Stored data entries
— start —

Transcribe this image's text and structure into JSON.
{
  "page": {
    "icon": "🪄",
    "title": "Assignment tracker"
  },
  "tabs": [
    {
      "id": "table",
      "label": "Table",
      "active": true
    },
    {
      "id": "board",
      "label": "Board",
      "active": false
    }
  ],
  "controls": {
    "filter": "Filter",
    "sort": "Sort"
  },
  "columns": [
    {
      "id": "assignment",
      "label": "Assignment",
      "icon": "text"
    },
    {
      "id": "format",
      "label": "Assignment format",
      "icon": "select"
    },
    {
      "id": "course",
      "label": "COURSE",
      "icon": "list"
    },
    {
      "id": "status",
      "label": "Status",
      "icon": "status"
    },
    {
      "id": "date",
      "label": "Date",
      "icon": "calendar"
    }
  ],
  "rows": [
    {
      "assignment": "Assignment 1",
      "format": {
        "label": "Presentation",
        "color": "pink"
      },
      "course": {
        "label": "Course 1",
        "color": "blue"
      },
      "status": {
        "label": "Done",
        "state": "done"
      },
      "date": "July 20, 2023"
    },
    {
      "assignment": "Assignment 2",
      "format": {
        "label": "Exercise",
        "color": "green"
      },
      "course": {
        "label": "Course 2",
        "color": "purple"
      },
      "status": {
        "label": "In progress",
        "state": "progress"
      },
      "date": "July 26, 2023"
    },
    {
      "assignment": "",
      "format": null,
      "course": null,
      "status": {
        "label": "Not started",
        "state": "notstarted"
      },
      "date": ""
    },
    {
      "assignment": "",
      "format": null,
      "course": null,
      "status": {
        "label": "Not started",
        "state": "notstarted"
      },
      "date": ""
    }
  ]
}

— end —

• Exercise aim:
From the listing above, copy all lines holding the word "icon".

• Task result:
    "icon": "🪄",
      "icon": "text"
      "icon": "select"
      "icon": "list"
      "icon": "status"
      "icon": "calendar"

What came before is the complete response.